■ Source excerpt
For December 11, 2022

Vayeshev, Bereshit 37:2

אֵ֣לֶּה

תֹּלְד֣וֹת יַעֲקֹ֗ב יוֹסֵ֞ף בֶּן־שְׁבַֽע־עֶשְׂרֵ֤ה שָׁנָה֙ הָיָ֨ה רֹעֶ֤ה אֶת־אֶחָיו֙ בַּצֹּ֔אן וְה֣וּא נַ֗עַר אֶת־בְּנֵ֥י בִלְהָ֛ה וְאֶת־בְּנֵ֥י זִלְפָּ֖ה נְשֵׁ֣י אָבִ֑יו וַיָּבֵ֥א יוֹסֵ֛ף אֶת־דִּבָּתָ֥ם רָעָ֖ה אֶל־אֲבִיהֶֽם׃


"The following narrative—which continues until the end of the Torah—is the chronicle of the descendants of Jacob, how they came to live in Egypt, eventually receive the Torah, and return to settle in the Land of Israel: It began in the year 2216, when Joseph was 17 years old and was pasturing the flocks with his brothers. On the one hand, although he was already seventeen, he acted like a conceited, immature young boy, fixing up his hair and grooming his eyelashes. On the other hand, he was very sensitive; he noted how Leah's sons shunned Bilhah's and Zilpah's sons because their mothers had been handmaids; for this reason, he spent time with the sons of Bilhah and Zilpah to cheer them up and affirm their full status as his father's wives. Because of the deepening enmity between him and the sons of Leah, Joseph brought their father evil reports about any unseemly conduct he found in them. In particular, he incriminated them with transgressing the Torah's prohibition against eating flesh torn from a living animal, unfairly denigrating the sons of Bilhah and Zilpah, and conducting their business interactions with women17 without proper, modest restraint."

■ Recorded information
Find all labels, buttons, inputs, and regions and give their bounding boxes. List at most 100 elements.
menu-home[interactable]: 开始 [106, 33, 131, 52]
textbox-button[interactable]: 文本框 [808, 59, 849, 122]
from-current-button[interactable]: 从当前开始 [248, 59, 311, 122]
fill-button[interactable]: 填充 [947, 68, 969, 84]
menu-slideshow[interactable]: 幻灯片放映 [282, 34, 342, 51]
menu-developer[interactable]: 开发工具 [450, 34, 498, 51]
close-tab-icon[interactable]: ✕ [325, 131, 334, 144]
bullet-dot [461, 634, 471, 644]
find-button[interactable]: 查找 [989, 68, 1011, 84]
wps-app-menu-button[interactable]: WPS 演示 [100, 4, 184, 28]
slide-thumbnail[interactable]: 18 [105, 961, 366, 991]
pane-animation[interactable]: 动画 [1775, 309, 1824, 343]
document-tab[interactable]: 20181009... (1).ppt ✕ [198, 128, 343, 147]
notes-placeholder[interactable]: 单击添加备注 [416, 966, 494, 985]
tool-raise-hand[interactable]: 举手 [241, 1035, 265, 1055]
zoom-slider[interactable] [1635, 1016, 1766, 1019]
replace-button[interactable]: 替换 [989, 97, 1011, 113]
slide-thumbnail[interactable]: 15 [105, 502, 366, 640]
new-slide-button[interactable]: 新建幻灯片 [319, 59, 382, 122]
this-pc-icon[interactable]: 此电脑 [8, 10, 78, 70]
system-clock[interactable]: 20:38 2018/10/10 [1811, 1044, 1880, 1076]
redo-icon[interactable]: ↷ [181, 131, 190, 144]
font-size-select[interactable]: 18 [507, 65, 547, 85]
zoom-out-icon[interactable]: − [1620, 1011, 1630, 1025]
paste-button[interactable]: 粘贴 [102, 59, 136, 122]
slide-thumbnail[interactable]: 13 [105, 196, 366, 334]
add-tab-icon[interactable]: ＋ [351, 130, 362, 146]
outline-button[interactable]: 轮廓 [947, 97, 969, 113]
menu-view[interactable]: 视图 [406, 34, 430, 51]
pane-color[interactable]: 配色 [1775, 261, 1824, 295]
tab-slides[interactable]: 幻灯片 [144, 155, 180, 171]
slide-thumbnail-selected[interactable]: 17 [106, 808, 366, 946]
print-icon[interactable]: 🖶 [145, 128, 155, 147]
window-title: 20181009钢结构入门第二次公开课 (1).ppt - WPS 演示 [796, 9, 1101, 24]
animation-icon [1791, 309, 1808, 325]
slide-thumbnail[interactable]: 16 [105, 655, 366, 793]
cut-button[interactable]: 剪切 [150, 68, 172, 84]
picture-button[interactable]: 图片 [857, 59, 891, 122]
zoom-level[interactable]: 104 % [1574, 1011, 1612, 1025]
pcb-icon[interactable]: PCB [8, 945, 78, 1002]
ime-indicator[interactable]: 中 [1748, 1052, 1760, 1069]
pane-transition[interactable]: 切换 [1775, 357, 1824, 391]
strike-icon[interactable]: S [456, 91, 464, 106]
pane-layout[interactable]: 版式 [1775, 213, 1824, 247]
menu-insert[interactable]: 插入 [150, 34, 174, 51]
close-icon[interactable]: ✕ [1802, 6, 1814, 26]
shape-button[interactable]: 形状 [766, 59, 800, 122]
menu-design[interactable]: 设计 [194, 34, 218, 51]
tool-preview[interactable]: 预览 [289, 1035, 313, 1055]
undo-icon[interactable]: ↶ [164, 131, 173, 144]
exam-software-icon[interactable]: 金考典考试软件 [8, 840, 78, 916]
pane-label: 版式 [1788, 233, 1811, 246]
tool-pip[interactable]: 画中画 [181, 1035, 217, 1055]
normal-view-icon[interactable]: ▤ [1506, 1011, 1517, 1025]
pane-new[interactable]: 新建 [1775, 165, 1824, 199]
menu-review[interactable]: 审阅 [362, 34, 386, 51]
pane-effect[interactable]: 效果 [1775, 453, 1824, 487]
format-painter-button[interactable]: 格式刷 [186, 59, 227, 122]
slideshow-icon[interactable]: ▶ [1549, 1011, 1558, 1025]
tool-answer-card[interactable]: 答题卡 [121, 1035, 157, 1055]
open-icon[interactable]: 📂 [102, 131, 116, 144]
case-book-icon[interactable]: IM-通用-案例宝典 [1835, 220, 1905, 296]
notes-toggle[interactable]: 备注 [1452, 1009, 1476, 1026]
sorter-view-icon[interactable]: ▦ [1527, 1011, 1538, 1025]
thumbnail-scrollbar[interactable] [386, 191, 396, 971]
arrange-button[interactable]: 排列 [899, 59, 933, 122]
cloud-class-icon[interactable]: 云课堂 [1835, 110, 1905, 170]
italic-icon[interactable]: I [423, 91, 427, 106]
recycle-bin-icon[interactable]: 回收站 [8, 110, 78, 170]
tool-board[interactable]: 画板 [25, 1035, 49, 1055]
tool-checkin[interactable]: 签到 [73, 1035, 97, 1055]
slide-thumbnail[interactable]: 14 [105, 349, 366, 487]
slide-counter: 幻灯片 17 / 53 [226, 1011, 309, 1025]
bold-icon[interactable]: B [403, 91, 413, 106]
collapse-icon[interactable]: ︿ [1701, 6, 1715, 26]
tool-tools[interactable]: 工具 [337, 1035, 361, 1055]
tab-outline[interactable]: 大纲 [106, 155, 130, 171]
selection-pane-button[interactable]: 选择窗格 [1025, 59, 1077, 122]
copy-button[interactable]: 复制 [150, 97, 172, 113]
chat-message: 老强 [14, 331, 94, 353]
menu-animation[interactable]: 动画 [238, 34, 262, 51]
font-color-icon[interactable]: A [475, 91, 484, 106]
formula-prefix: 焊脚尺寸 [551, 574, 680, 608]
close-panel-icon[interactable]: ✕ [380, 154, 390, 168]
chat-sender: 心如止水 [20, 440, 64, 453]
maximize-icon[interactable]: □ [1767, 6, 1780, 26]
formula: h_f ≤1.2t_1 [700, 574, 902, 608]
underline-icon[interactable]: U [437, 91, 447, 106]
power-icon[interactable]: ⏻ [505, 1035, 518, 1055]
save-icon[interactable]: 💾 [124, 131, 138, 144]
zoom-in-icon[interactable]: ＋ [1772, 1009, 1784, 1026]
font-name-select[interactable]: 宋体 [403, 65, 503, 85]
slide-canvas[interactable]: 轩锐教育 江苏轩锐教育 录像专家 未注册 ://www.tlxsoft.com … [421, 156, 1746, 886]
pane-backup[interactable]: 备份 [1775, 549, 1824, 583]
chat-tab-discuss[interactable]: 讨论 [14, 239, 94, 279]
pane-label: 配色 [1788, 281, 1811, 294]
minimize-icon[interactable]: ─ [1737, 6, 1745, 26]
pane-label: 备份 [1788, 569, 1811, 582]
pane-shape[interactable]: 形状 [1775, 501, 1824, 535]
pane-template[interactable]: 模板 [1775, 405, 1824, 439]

■ Your goal
Answer these about the Joseph passage:
1. In what year does the narrative begin?
2. How old was Joseph at that time?
3. Why did Leah's sons shun the sons of Bilhah and Zilpah?

■ Solution to this problem
1. 2216
2. 17
3. Because their mothers had been handmaids.